▶ _WHAT TO PRODUCE_
Filter the listing and keep only the lines with the word "категории".

[Stored entries]
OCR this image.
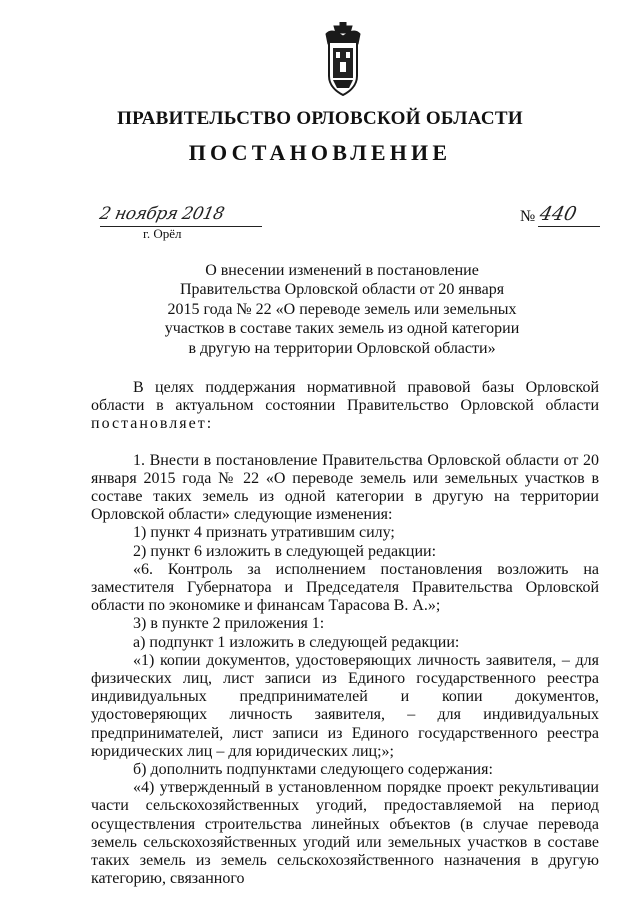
ПРАВИТЕЛЬСТВО ОРЛОВСКОЙ ОБЛАСТИ
ПОСТАНОВЛЕНИЕ
2 ноября 2018
г. Орёл
№ 440
О внесении изменений в постановление
Правительства Орловской области от 20 января
2015 года № 22 «О переводе земель или земельных
участков в составе таких земель из одной категории
в другую на территории Орловской области»

В целях поддержания нормативной правовой базы Орловской области в актуальном состоянии Правительство Орловской области постановляет:

1. Внести в постановление Правительства Орловской области от 20 января 2015 года № 22 «О переводе земель или земельных участков в составе таких земель из одной категории в другую на территории Орловской области» следующие изменения:

1) пункт 4 признать утратившим силу;

2) пункт 6 изложить в следующей редакции:

«6. Контроль за исполнением постановления возложить на заместителя Губернатора и Председателя Правительства Орловской области по экономике и финансам Тарасова В. А.»;

3) в пункте 2 приложения 1:

а) подпункт 1 изложить в следующей редакции:

«1) копии документов, удостоверяющих личность заявителя, – для физических лиц, лист записи из Единого государственного реестра индивидуальных предпринимателей и копии документов, удостоверяющих личность заявителя, – для индивидуальных предпринимателей, лист записи из Единого государственного реестра юридических лиц – для юридических лиц;»;

б) дополнить подпунктами следующего содержания:

«4) утвержденный в установленном порядке проект рекультивации части сельскохозяйственных угодий, предоставляемой на период осуществления строительства линейных объектов (в случае перевода земель сельскохозяйственных угодий или земельных участков в составе таких земель из земель сельскохозяйственного назначения в другую категорию, связанного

▶ _COMPLETE ANSWER_
участков в составе таких земель из одной категории
1. Внести в постановление Правительства Орловской области от 20 января 2015 года № 22 «О переводе земель или земельных участков в составе таких земель из одной категории в другую на территории Орловской области» следующие изменения:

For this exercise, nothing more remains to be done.